» Problem to work on
Format the material from its first line up to and including the line containing "logo-label: FcTables.com <box>263" as a JSON list of strings, one string per line, leaving out blank lines.

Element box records
■ ■ ■

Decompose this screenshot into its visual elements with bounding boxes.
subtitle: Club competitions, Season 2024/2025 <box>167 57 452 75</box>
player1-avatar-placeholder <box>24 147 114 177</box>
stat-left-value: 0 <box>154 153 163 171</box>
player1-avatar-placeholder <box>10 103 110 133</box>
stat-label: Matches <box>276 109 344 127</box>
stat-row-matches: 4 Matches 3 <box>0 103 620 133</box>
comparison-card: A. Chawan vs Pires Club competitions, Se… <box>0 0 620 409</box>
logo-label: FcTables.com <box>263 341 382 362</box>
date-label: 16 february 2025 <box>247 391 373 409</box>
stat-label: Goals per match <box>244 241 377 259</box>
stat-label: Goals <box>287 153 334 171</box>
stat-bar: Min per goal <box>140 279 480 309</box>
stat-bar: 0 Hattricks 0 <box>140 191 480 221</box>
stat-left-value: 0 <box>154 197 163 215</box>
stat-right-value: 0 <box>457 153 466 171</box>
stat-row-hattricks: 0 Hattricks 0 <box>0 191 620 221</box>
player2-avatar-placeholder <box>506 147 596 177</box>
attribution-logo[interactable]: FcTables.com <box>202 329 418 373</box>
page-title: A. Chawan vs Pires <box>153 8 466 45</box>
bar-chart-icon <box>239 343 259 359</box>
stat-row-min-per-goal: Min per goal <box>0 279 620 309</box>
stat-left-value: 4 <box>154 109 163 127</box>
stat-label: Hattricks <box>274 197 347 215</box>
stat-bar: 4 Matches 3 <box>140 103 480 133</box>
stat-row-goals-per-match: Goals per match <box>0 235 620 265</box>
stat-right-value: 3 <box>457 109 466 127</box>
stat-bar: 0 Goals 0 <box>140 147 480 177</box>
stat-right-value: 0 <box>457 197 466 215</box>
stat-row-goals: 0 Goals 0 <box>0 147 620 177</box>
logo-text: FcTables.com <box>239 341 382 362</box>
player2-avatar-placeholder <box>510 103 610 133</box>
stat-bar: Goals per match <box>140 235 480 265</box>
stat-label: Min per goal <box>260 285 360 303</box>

■ ■ ■

» Task response
[
  "Decompose this screenshot into its visual elements with bounding boxes.",
  "subtitle: Club competitions, Season 2024/2025 <box>167 57 452 75</box>",
  "player1-avatar-placeholder <box>24 147 114 177</box>",
  "stat-left-value: 0 <box>154 153 163 171</box>",
  "player1-avatar-placeholder <box>10 103 110 133</box>",
  "stat-label: Matches <box>276 109 344 127</box>",
  "stat-row-matches: 4 Matches 3 <box>0 103 620 133</box>",
  "comparison-card: A. Chawan vs Pires Club competitions, Se… <box>0 0 620 409</box>",
  "logo-label: FcTables.com <box>263 341 382 362</box>"
]